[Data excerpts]
○ ○ ○
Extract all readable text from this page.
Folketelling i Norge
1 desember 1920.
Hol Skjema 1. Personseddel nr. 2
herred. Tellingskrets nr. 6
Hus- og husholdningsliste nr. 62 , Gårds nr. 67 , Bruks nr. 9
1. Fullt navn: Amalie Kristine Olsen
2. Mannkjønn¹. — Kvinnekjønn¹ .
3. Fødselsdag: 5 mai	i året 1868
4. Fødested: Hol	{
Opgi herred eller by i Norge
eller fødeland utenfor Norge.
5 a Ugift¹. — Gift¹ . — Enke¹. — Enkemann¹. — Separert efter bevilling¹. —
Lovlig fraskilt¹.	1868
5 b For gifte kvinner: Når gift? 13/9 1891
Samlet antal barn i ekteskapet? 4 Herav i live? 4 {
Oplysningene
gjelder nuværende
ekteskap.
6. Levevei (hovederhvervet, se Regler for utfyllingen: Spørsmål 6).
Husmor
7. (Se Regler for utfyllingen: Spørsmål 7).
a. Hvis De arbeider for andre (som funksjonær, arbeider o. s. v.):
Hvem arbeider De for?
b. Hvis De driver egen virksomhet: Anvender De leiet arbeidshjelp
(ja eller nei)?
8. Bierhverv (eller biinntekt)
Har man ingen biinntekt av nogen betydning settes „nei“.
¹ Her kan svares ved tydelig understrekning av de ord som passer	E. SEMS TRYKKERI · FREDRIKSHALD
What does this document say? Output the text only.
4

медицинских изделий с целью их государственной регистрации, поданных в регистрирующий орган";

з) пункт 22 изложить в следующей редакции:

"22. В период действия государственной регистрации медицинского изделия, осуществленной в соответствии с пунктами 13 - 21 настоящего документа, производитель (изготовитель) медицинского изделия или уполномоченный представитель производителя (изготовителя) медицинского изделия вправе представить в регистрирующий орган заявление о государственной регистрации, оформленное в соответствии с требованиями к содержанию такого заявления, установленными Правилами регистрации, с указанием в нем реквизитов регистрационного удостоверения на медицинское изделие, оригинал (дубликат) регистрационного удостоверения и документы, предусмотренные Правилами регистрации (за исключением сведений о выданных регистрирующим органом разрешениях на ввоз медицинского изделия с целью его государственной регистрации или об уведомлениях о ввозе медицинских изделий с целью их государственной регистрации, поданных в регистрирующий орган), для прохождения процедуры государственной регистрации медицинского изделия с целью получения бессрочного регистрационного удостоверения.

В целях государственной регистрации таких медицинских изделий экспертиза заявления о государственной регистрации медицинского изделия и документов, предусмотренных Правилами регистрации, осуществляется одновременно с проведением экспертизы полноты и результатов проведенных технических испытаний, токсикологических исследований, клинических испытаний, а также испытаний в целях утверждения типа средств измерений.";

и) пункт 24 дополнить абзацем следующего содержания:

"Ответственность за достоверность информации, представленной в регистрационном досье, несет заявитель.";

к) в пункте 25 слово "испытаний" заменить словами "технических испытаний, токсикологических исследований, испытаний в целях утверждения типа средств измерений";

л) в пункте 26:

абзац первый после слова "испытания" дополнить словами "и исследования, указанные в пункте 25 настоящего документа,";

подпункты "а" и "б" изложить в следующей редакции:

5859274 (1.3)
○ ○ ○
Written request
Copy out the full set of records precisely, leaving nothing out.

Solution
Extract all readable text from this page.
Folketelling i Norge
1 desember 1920.
Hol Skjema 1. Personseddel nr. 2
herred. Tellingskrets nr. 6
Hus- og husholdningsliste nr. 62 , Gårds nr. 67 , Bruks nr. 9
1. Fullt navn: Amalie Kristine Olsen
2. Mannkjønn¹. — Kvinnekjønn¹ .
3. Fødselsdag: 5 mai	i året 1868
4. Fødested: Hol	{
Opgi herred eller by i Norge
eller fødeland utenfor Norge.
5 a Ugift¹. — Gift¹ . — Enke¹. — Enkemann¹. — Separert efter bevilling¹. —
Lovlig fraskilt¹.	1868
5 b For gifte kvinner: Når gift? 13/9 1891
Samlet antal barn i ekteskapet? 4 Herav i live? 4 {
Oplysningene
gjelder nuværende
ekteskap.
6. Levevei (hovederhvervet, se Regler for utfyllingen: Spørsmål 6).
Husmor
7. (Se Regler for utfyllingen: Spørsmål 7).
a. Hvis De arbeider for andre (som funksjonær, arbeider o. s. v.):
Hvem arbeider De for?
b. Hvis De driver egen virksomhet: Anvender De leiet arbeidshjelp
(ja eller nei)?
8. Bierhverv (eller biinntekt)
Har man ingen biinntekt av nogen betydning settes „nei“.
¹ Her kan svares ved tydelig understrekning av de ord som passer	E. SEMS TRYKKERI · FREDRIKSHALD
What does this document say? Output the text only.
4

медицинских изделий с целью их государственной регистрации, поданных в регистрирующий орган";

з) пункт 22 изложить в следующей редакции:

"22. В период действия государственной регистрации медицинского изделия, осуществленной в соответствии с пунктами 13 - 21 настоящего документа, производитель (изготовитель) медицинского изделия или уполномоченный представитель производителя (изготовителя) медицинского изделия вправе представить в регистрирующий орган заявление о государственной регистрации, оформленное в соответствии с требованиями к содержанию такого заявления, установленными Правилами регистрации, с указанием в нем реквизитов регистрационного удостоверения на медицинское изделие, оригинал (дубликат) регистрационного удостоверения и документы, предусмотренные Правилами регистрации (за исключением сведений о выданных регистрирующим органом разрешениях на ввоз медицинского изделия с целью его государственной регистрации или об уведомлениях о ввозе медицинских изделий с целью их государственной регистрации, поданных в регистрирующий орган), для прохождения процедуры государственной регистрации медицинского изделия с целью получения бессрочного регистрационного удостоверения.

В целях государственной регистрации таких медицинских изделий экспертиза заявления о государственной регистрации медицинского изделия и документов, предусмотренных Правилами регистрации, осуществляется одновременно с проведением экспертизы полноты и результатов проведенных технических испытаний, токсикологических исследований, клинических испытаний, а также испытаний в целях утверждения типа средств измерений.";

и) пункт 24 дополнить абзацем следующего содержания:

"Ответственность за достоверность информации, представленной в регистрационном досье, несет заявитель.";

к) в пункте 25 слово "испытаний" заменить словами "технических испытаний, токсикологических исследований, испытаний в целях утверждения типа средств измерений";

л) в пункте 26:

абзац первый после слова "испытания" дополнить словами "и исследования, указанные в пункте 25 настоящего документа,";

подпункты "а" и "б" изложить в следующей редакции:

5859274 (1.3)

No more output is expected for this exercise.